Records provided -
⁂

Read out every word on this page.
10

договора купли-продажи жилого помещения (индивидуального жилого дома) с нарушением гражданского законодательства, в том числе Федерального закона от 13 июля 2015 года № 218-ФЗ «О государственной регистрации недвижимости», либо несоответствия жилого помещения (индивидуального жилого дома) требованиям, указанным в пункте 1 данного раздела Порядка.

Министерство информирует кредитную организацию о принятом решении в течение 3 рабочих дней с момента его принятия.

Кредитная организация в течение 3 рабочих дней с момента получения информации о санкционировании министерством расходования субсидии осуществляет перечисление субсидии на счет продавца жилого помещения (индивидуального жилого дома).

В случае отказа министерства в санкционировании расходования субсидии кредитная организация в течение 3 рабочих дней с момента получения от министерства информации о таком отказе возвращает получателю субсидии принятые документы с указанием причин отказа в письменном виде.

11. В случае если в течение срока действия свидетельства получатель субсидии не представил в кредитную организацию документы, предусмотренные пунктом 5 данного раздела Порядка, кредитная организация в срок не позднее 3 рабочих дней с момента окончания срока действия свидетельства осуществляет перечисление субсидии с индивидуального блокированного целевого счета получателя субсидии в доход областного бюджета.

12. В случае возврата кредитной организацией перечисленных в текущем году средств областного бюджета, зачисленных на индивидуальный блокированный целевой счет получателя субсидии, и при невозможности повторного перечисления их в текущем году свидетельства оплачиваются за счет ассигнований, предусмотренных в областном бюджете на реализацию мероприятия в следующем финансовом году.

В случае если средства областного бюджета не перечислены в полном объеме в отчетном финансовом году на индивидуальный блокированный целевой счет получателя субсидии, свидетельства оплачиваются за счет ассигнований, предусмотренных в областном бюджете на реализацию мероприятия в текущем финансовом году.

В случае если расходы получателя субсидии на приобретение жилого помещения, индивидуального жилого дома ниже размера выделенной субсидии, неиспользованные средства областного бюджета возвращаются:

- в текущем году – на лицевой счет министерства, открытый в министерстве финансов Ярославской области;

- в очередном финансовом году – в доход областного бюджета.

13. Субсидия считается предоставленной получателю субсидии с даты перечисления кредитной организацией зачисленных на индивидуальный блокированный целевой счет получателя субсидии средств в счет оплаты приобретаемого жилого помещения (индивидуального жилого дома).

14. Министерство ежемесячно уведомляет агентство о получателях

⁂

Work to do - Retype the data exactly as given.

In response -
Read out every word on this page.
10

договора купли-продажи жилого помещения (индивидуального жилого дома) с нарушением гражданского законодательства, в том числе Федерального закона от 13 июля 2015 года № 218-ФЗ «О государственной регистрации недвижимости», либо несоответствия жилого помещения (индивидуального жилого дома) требованиям, указанным в пункте 1 данного раздела Порядка.

Министерство информирует кредитную организацию о принятом решении в течение 3 рабочих дней с момента его принятия.

Кредитная организация в течение 3 рабочих дней с момента получения информации о санкционировании министерством расходования субсидии осуществляет перечисление субсидии на счет продавца жилого помещения (индивидуального жилого дома).

В случае отказа министерства в санкционировании расходования субсидии кредитная организация в течение 3 рабочих дней с момента получения от министерства информации о таком отказе возвращает получателю субсидии принятые документы с указанием причин отказа в письменном виде.

11. В случае если в течение срока действия свидетельства получатель субсидии не представил в кредитную организацию документы, предусмотренные пунктом 5 данного раздела Порядка, кредитная организация в срок не позднее 3 рабочих дней с момента окончания срока действия свидетельства осуществляет перечисление субсидии с индивидуального блокированного целевого счета получателя субсидии в доход областного бюджета.

12. В случае возврата кредитной организацией перечисленных в текущем году средств областного бюджета, зачисленных на индивидуальный блокированный целевой счет получателя субсидии, и при невозможности повторного перечисления их в текущем году свидетельства оплачиваются за счет ассигнований, предусмотренных в областном бюджете на реализацию мероприятия в следующем финансовом году.

В случае если средства областного бюджета не перечислены в полном объеме в отчетном финансовом году на индивидуальный блокированный целевой счет получателя субсидии, свидетельства оплачиваются за счет ассигнований, предусмотренных в областном бюджете на реализацию мероприятия в текущем финансовом году.

В случае если расходы получателя субсидии на приобретение жилого помещения, индивидуального жилого дома ниже размера выделенной субсидии, неиспользованные средства областного бюджета возвращаются:

- в текущем году – на лицевой счет министерства, открытый в министерстве финансов Ярославской области;

- в очередном финансовом году – в доход областного бюджета.

13. Субсидия считается предоставленной получателю субсидии с даты перечисления кредитной организацией зачисленных на индивидуальный блокированный целевой счет получателя субсидии средств в счет оплаты приобретаемого жилого помещения (индивидуального жилого дома).

14. Министерство ежемесячно уведомляет агентство о получателях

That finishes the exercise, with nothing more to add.